[PROBLEM]:
Set each entry down verbatim, omitting images.
§ §
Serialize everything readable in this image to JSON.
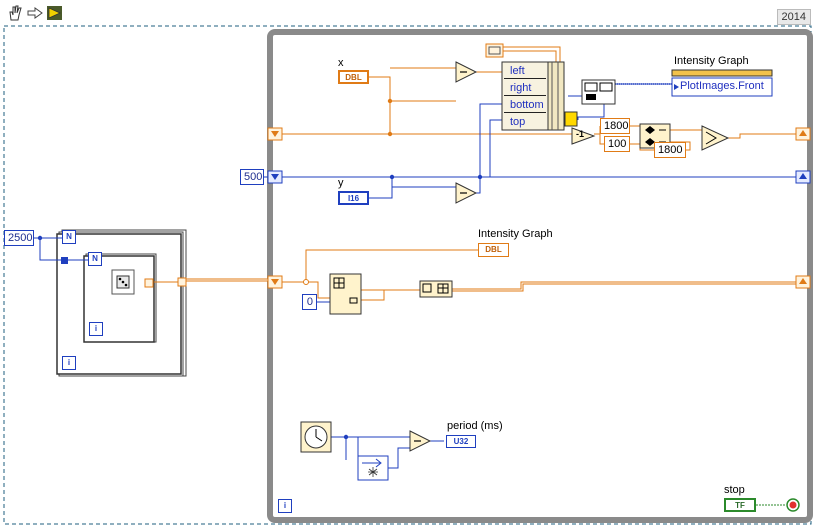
{
  "toolbar": {
    "run_icon": "run-arrow-icon",
    "version_badge": "2014"
  },
  "outer_loop": {
    "count_value": "2500",
    "count_terminal": "N",
    "iteration_terminal": "i"
  },
  "inner_loop": {
    "count_terminal": "N",
    "iteration_terminal": "i",
    "random_node_icon": "dice-icon"
  },
  "while_loop": {
    "iteration_terminal": "i",
    "shift_register_value": "500"
  },
  "controls": {
    "x_label": "x",
    "x_type": "DBL",
    "y_label": "y",
    "y_type": "I16",
    "stop_label": "stop",
    "stop_type": "TF"
  },
  "property_node": {
    "title": "Intensity Graph",
    "property": "PlotImages.Front",
    "items": [
      "left",
      "right",
      "bottom",
      "top"
    ]
  },
  "intensity_terminal": {
    "label": "Intensity Graph",
    "type": "DBL"
  },
  "constants": {
    "width_a": "1800",
    "height_a": "100",
    "width_b": "1800",
    "index_zero": "0",
    "minus_one": "-1"
  },
  "timing": {
    "label": "period (ms)",
    "type": "U32"
  },
  "colors": {
    "orange_wire": "#e07b16",
    "blue_wire": "#1f3fbf",
    "loop_border": "#8a8a8a",
    "stop_green": "#2b8a2b"
  }
}
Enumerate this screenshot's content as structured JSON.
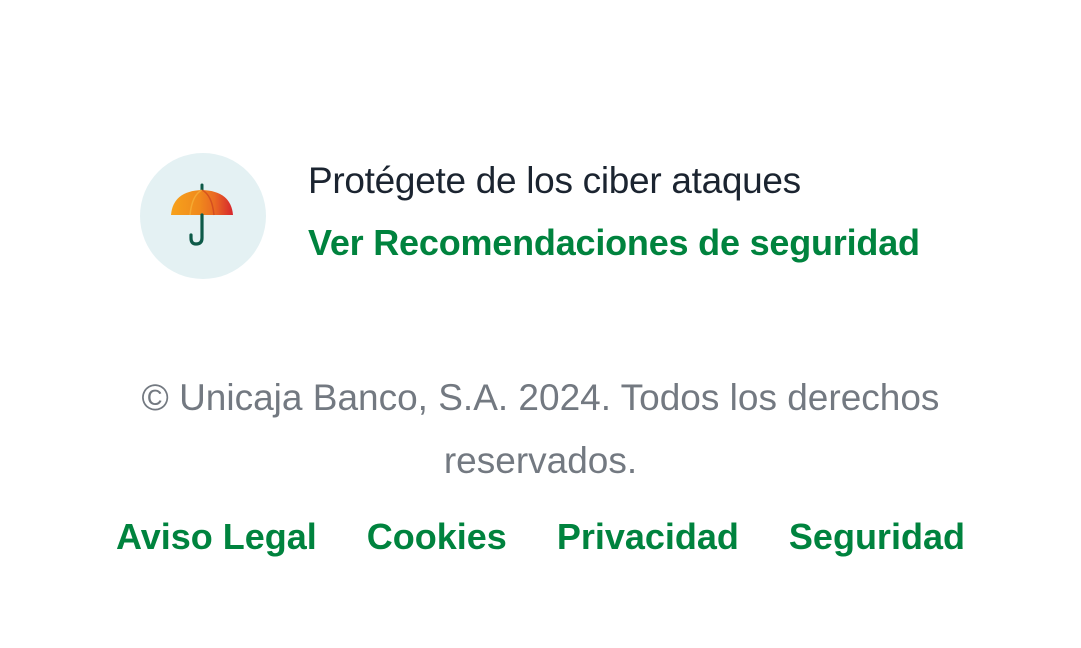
§ §
[ANSWER TO THE PROBLEM]:
Serialize everything readable in this image to JSON.
{
  "toolbar": {
    "run_icon": "run-arrow-icon",
    "version_badge": "2014"
  },
  "outer_loop": {
    "count_value": "2500",
    "count_terminal": "N",
    "iteration_terminal": "i"
  },
  "inner_loop": {
    "count_terminal": "N",
    "iteration_terminal": "i",
    "random_node_icon": "dice-icon"
  },
  "while_loop": {
    "iteration_terminal": "i",
    "shift_register_value": "500"
  },
  "controls": {
    "x_label": "x",
    "x_type": "DBL",
    "y_label": "y",
    "y_type": "I16",
    "stop_label": "stop",
    "stop_type": "TF"
  },
  "property_node": {
    "title": "Intensity Graph",
    "property": "PlotImages.Front",
    "items": [
      "left",
      "right",
      "bottom",
      "top"
    ]
  },
  "intensity_terminal": {
    "label": "Intensity Graph",
    "type": "DBL"
  },
  "constants": {
    "width_a": "1800",
    "height_a": "100",
    "width_b": "1800",
    "index_zero": "0",
    "minus_one": "-1"
  },
  "timing": {
    "label": "period (ms)",
    "type": "U32"
  },
  "colors": {
    "orange_wire": "#e07b16",
    "blue_wire": "#1f3fbf",
    "loop_border": "#8a8a8a",
    "stop_green": "#2b8a2b"
  }
}
Enumerate this screenshot's content as structured JSON.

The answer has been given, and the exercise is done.